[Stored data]
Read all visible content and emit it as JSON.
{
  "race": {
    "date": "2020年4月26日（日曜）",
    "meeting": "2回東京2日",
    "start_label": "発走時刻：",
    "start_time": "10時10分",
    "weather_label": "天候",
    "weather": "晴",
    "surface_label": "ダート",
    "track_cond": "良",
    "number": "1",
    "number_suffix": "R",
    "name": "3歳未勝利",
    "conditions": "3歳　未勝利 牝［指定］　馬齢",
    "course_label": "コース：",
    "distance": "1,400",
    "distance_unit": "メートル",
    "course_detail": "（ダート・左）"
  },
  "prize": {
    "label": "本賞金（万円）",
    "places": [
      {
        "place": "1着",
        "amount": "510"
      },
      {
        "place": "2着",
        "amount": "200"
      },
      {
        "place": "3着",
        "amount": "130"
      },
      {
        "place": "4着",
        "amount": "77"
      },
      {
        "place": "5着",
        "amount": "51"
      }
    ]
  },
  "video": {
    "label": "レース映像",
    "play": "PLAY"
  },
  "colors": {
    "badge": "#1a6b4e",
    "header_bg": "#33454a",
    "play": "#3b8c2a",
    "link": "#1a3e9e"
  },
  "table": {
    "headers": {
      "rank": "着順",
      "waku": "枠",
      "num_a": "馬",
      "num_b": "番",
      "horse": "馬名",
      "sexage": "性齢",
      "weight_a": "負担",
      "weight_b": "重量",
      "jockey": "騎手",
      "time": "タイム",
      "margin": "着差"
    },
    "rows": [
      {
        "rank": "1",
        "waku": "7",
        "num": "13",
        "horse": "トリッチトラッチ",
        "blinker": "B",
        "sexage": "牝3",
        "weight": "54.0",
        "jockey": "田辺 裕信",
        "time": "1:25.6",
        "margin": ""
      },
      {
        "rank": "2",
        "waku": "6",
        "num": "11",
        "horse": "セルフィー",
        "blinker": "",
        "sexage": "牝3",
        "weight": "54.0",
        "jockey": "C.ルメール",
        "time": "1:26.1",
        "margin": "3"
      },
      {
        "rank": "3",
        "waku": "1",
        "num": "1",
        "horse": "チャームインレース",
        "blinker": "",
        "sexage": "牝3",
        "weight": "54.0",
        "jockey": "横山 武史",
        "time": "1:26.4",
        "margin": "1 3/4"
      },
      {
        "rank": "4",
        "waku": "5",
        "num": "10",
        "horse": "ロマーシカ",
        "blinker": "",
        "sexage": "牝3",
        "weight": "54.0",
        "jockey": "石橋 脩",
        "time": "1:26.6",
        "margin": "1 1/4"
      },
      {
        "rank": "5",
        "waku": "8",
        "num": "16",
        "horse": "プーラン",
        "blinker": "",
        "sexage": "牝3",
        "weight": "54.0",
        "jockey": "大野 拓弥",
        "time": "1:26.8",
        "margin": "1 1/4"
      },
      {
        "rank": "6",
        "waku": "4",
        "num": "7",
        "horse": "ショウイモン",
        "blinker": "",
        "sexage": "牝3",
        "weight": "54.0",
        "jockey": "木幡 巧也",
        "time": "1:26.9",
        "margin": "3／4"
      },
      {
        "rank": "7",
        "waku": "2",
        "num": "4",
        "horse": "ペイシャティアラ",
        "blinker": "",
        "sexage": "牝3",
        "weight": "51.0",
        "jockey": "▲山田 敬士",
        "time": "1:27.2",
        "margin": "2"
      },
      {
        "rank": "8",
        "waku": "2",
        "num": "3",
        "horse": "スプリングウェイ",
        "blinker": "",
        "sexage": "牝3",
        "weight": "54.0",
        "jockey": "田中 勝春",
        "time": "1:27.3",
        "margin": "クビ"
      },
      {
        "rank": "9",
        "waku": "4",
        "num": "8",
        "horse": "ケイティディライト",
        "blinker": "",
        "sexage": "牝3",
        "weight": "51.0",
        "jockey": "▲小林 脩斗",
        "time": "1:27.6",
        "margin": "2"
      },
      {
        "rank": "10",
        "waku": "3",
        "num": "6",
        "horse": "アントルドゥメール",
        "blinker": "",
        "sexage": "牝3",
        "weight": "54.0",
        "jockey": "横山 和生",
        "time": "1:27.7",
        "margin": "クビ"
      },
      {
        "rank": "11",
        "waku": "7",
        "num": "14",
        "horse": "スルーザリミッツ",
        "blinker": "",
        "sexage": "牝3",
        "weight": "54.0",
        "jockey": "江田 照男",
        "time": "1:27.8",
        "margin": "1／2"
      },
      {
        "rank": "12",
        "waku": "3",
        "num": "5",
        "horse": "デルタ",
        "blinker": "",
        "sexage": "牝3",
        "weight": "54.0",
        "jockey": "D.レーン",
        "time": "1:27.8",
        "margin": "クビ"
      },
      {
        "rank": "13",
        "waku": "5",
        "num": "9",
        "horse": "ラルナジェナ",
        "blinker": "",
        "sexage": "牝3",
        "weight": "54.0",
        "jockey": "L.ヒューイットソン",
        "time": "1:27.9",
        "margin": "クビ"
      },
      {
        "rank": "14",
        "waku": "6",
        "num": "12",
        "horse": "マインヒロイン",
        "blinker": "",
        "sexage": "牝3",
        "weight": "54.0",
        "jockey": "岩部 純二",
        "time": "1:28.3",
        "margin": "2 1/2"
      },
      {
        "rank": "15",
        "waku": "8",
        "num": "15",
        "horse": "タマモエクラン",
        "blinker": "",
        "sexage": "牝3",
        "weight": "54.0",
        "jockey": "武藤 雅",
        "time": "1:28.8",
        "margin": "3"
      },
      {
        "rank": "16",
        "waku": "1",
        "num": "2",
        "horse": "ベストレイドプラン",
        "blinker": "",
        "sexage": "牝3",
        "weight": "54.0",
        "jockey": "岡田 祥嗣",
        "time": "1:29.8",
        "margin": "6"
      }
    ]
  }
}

CHALLENGE | Output the records above in their entirety, exactly.

COMPLETED EXERCISE |
Read all visible content and emit it as JSON.
{
  "race": {
    "date": "2020年4月26日（日曜）",
    "meeting": "2回東京2日",
    "start_label": "発走時刻：",
    "start_time": "10時10分",
    "weather_label": "天候",
    "weather": "晴",
    "surface_label": "ダート",
    "track_cond": "良",
    "number": "1",
    "number_suffix": "R",
    "name": "3歳未勝利",
    "conditions": "3歳　未勝利 牝［指定］　馬齢",
    "course_label": "コース：",
    "distance": "1,400",
    "distance_unit": "メートル",
    "course_detail": "（ダート・左）"
  },
  "prize": {
    "label": "本賞金（万円）",
    "places": [
      {
        "place": "1着",
        "amount": "510"
      },
      {
        "place": "2着",
        "amount": "200"
      },
      {
        "place": "3着",
        "amount": "130"
      },
      {
        "place": "4着",
        "amount": "77"
      },
      {
        "place": "5着",
        "amount": "51"
      }
    ]
  },
  "video": {
    "label": "レース映像",
    "play": "PLAY"
  },
  "colors": {
    "badge": "#1a6b4e",
    "header_bg": "#33454a",
    "play": "#3b8c2a",
    "link": "#1a3e9e"
  },
  "table": {
    "headers": {
      "rank": "着順",
      "waku": "枠",
      "num_a": "馬",
      "num_b": "番",
      "horse": "馬名",
      "sexage": "性齢",
      "weight_a": "負担",
      "weight_b": "重量",
      "jockey": "騎手",
      "time": "タイム",
      "margin": "着差"
    },
    "rows": [
      {
        "rank": "1",
        "waku": "7",
        "num": "13",
        "horse": "トリッチトラッチ",
        "blinker": "B",
        "sexage": "牝3",
        "weight": "54.0",
        "jockey": "田辺 裕信",
        "time": "1:25.6",
        "margin": ""
      },
      {
        "rank": "2",
        "waku": "6",
        "num": "11",
        "horse": "セルフィー",
        "blinker": "",
        "sexage": "牝3",
        "weight": "54.0",
        "jockey": "C.ルメール",
        "time": "1:26.1",
        "margin": "3"
      },
      {
        "rank": "3",
        "waku": "1",
        "num": "1",
        "horse": "チャームインレース",
        "blinker": "",
        "sexage": "牝3",
        "weight": "54.0",
        "jockey": "横山 武史",
        "time": "1:26.4",
        "margin": "1 3/4"
      },
      {
        "rank": "4",
        "waku": "5",
        "num": "10",
        "horse": "ロマーシカ",
        "blinker": "",
        "sexage": "牝3",
        "weight": "54.0",
        "jockey": "石橋 脩",
        "time": "1:26.6",
        "margin": "1 1/4"
      },
      {
        "rank": "5",
        "waku": "8",
        "num": "16",
        "horse": "プーラン",
        "blinker": "",
        "sexage": "牝3",
        "weight": "54.0",
        "jockey": "大野 拓弥",
        "time": "1:26.8",
        "margin": "1 1/4"
      },
      {
        "rank": "6",
        "waku": "4",
        "num": "7",
        "horse": "ショウイモン",
        "blinker": "",
        "sexage": "牝3",
        "weight": "54.0",
        "jockey": "木幡 巧也",
        "time": "1:26.9",
        "margin": "3／4"
      },
      {
        "rank": "7",
        "waku": "2",
        "num": "4",
        "horse": "ペイシャティアラ",
        "blinker": "",
        "sexage": "牝3",
        "weight": "51.0",
        "jockey": "▲山田 敬士",
        "time": "1:27.2",
        "margin": "2"
      },
      {
        "rank": "8",
        "waku": "2",
        "num": "3",
        "horse": "スプリングウェイ",
        "blinker": "",
        "sexage": "牝3",
        "weight": "54.0",
        "jockey": "田中 勝春",
        "time": "1:27.3",
        "margin": "クビ"
      },
      {
        "rank": "9",
        "waku": "4",
        "num": "8",
        "horse": "ケイティディライト",
        "blinker": "",
        "sexage": "牝3",
        "weight": "51.0",
        "jockey": "▲小林 脩斗",
        "time": "1:27.6",
        "margin": "2"
      },
      {
        "rank": "10",
        "waku": "3",
        "num": "6",
        "horse": "アントルドゥメール",
        "blinker": "",
        "sexage": "牝3",
        "weight": "54.0",
        "jockey": "横山 和生",
        "time": "1:27.7",
        "margin": "クビ"
      },
      {
        "rank": "11",
        "waku": "7",
        "num": "14",
        "horse": "スルーザリミッツ",
        "blinker": "",
        "sexage": "牝3",
        "weight": "54.0",
        "jockey": "江田 照男",
        "time": "1:27.8",
        "margin": "1／2"
      },
      {
        "rank": "12",
        "waku": "3",
        "num": "5",
        "horse": "デルタ",
        "blinker": "",
        "sexage": "牝3",
        "weight": "54.0",
        "jockey": "D.レーン",
        "time": "1:27.8",
        "margin": "クビ"
      },
      {
        "rank": "13",
        "waku": "5",
        "num": "9",
        "horse": "ラルナジェナ",
        "blinker": "",
        "sexage": "牝3",
        "weight": "54.0",
        "jockey": "L.ヒューイットソン",
        "time": "1:27.9",
        "margin": "クビ"
      },
      {
        "rank": "14",
        "waku": "6",
        "num": "12",
        "horse": "マインヒロイン",
        "blinker": "",
        "sexage": "牝3",
        "weight": "54.0",
        "jockey": "岩部 純二",
        "time": "1:28.3",
        "margin": "2 1/2"
      },
      {
        "rank": "15",
        "waku": "8",
        "num": "15",
        "horse": "タマモエクラン",
        "blinker": "",
        "sexage": "牝3",
        "weight": "54.0",
        "jockey": "武藤 雅",
        "time": "1:28.8",
        "margin": "3"
      },
      {
        "rank": "16",
        "waku": "1",
        "num": "2",
        "horse": "ベストレイドプラン",
        "blinker": "",
        "sexage": "牝3",
        "weight": "54.0",
        "jockey": "岡田 祥嗣",
        "time": "1:29.8",
        "margin": "6"
      }
    ]
  }
}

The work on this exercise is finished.